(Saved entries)
*****
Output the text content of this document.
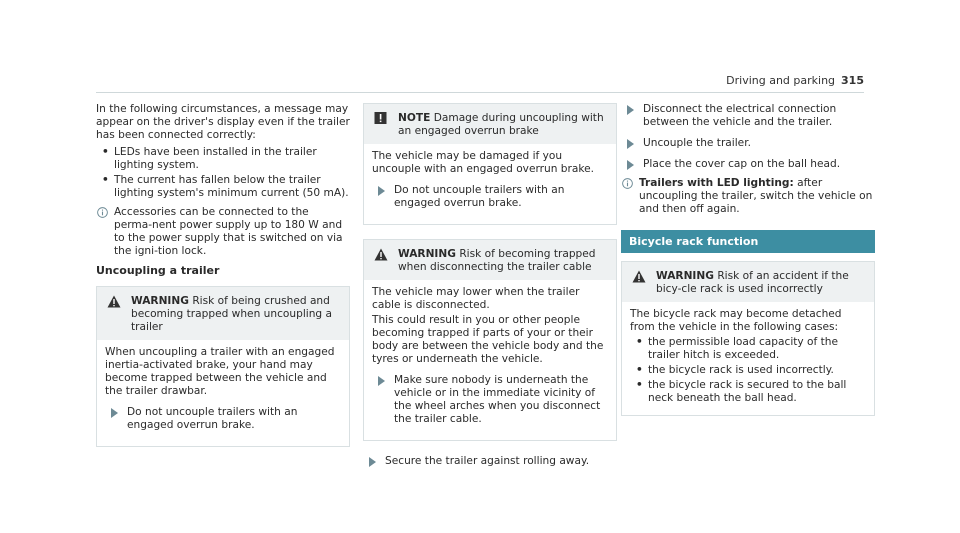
Driving and parking 315

In the following circumstances, a message may appear on the driver's display even if the trailer has been connected correctly:

• LEDs have been installed in the trailer lighting system.
• The current has fallen below the trailer lighting system's minimum current (50 mA).
Accessories can be connected to the perma-nent power supply up to 180 W and to the power supply that is switched on via the igni-tion lock.
Uncoupling a trailer
WARNING Risk of being crushed and becoming trapped when uncoupling a trailer

When uncoupling a trailer with an engaged inertia-activated brake, your hand may become trapped between the vehicle and the trailer drawbar.

Do not uncouple trailers with an engaged overrun brake.
NOTE Damage during uncoupling with an engaged overrun brake

The vehicle may be damaged if you uncouple with an engaged overrun brake.

Do not uncouple trailers with an engaged overrun brake.
WARNING Risk of becoming trapped when disconnecting the trailer cable

The vehicle may lower when the trailer cable is disconnected.

This could result in you or other people becoming trapped if parts of your or their body are between the vehicle body and the tyres or underneath the vehicle.

Make sure nobody is underneath the vehicle or in the immediate vicinity of the wheel arches when you disconnect the trailer cable.
Secure the trailer against rolling away.
Disconnect the electrical connection between the vehicle and the trailer.
Uncouple the trailer.
Place the cover cap on the ball head.
Trailers with LED lighting: after uncoupling the trailer, switch the vehicle on and then off again.
Bicycle rack function
WARNING Risk of an accident if the bicy-cle rack is used incorrectly

The bicycle rack may become detached from the vehicle in the following cases:

• the permissible load capacity of the trailer hitch is exceeded.
• the bicycle rack is used incorrectly.
• the bicycle rack is secured to the ball neck beneath the ball head.
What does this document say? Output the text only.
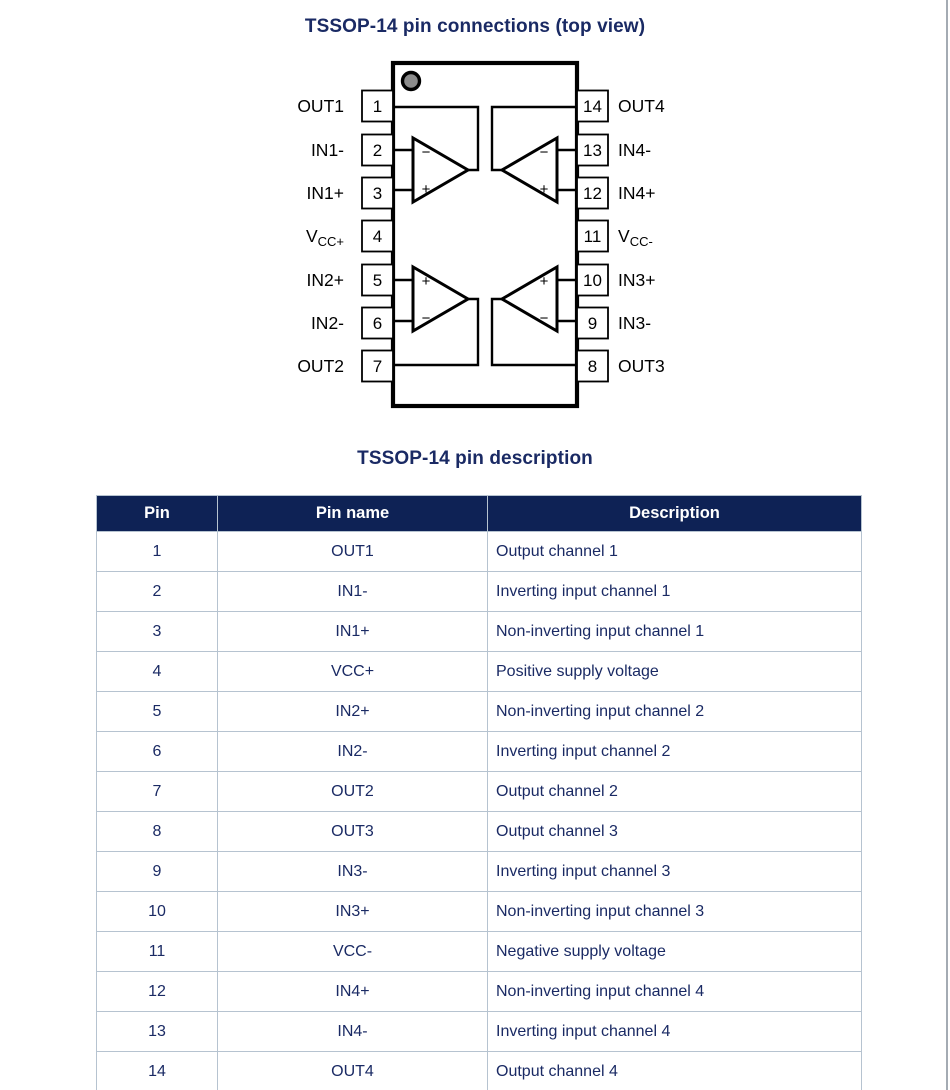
TSSOP-14 pin connections (top view)
OUT1 1
IN1- 2
IN1+ 3
$V_{CC+}$ 4
IN2+ 5
IN2- 6
OUT2 7
14 OUT4
13 IN4-
12 IN4+
11 $V_{CC-}$
10 IN3+
9 IN3-
8 OUT3
−
+
−
+
+
−
+
−
TSSOP-14 pin description
Pin	Pin name	Description
1	OUT1	Output channel 1
2	IN1-	Inverting input channel 1
3	IN1+	Non-inverting input channel 1
4	VCC+	Positive supply voltage
5	IN2+	Non-inverting input channel 2
6	IN2-	Inverting input channel 2
7	OUT2	Output channel 2
8	OUT3	Output channel 3
9	IN3-	Inverting input channel 3
10	IN3+	Non-inverting input channel 3
11	VCC-	Negative supply voltage
12	IN4+	Non-inverting input channel 4
13	IN4-	Inverting input channel 4
14	OUT4	Output channel 4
*****
TASK TO COMPLETE
Without the pictures, reproduce every line of the records above exactly.

OUTPUT OF THE TASK
Output the text content of this document.
Driving and parking 315

In the following circumstances, a message may appear on the driver's display even if the trailer has been connected correctly:

• LEDs have been installed in the trailer lighting system.
• The current has fallen below the trailer lighting system's minimum current (50 mA).
Accessories can be connected to the perma-nent power supply up to 180 W and to the power supply that is switched on via the igni-tion lock.
Uncoupling a trailer
WARNING Risk of being crushed and becoming trapped when uncoupling a trailer

When uncoupling a trailer with an engaged inertia-activated brake, your hand may become trapped between the vehicle and the trailer drawbar.

Do not uncouple trailers with an engaged overrun brake.
NOTE Damage during uncoupling with an engaged overrun brake

The vehicle may be damaged if you uncouple with an engaged overrun brake.

Do not uncouple trailers with an engaged overrun brake.
WARNING Risk of becoming trapped when disconnecting the trailer cable

The vehicle may lower when the trailer cable is disconnected.

This could result in you or other people becoming trapped if parts of your or their body are between the vehicle body and the tyres or underneath the vehicle.

Make sure nobody is underneath the vehicle or in the immediate vicinity of the wheel arches when you disconnect the trailer cable.
Secure the trailer against rolling away.
Disconnect the electrical connection between the vehicle and the trailer.
Uncouple the trailer.
Place the cover cap on the ball head.
Trailers with LED lighting: after uncoupling the trailer, switch the vehicle on and then off again.
Bicycle rack function
WARNING Risk of an accident if the bicy-cle rack is used incorrectly

The bicycle rack may become detached from the vehicle in the following cases:

• the permissible load capacity of the trailer hitch is exceeded.
• the bicycle rack is used incorrectly.
• the bicycle rack is secured to the ball neck beneath the ball head.
What does this document say? Output the text only.
TSSOP-14 pin connections (top view)
OUT1 1
IN1- 2
IN1+ 3
$V_{CC+}$ 4
IN2+ 5
IN2- 6
OUT2 7
14 OUT4
13 IN4-
12 IN4+
11 $V_{CC-}$
10 IN3+
9 IN3-
8 OUT3
−
+
−
+
+
−
+
−
TSSOP-14 pin description
Pin	Pin name	Description
1	OUT1	Output channel 1
2	IN1-	Inverting input channel 1
3	IN1+	Non-inverting input channel 1
4	VCC+	Positive supply voltage
5	IN2+	Non-inverting input channel 2
6	IN2-	Inverting input channel 2
7	OUT2	Output channel 2
8	OUT3	Output channel 3
9	IN3-	Inverting input channel 3
10	IN3+	Non-inverting input channel 3
11	VCC-	Negative supply voltage
12	IN4+	Non-inverting input channel 4
13	IN4-	Inverting input channel 4
14	OUT4	Output channel 4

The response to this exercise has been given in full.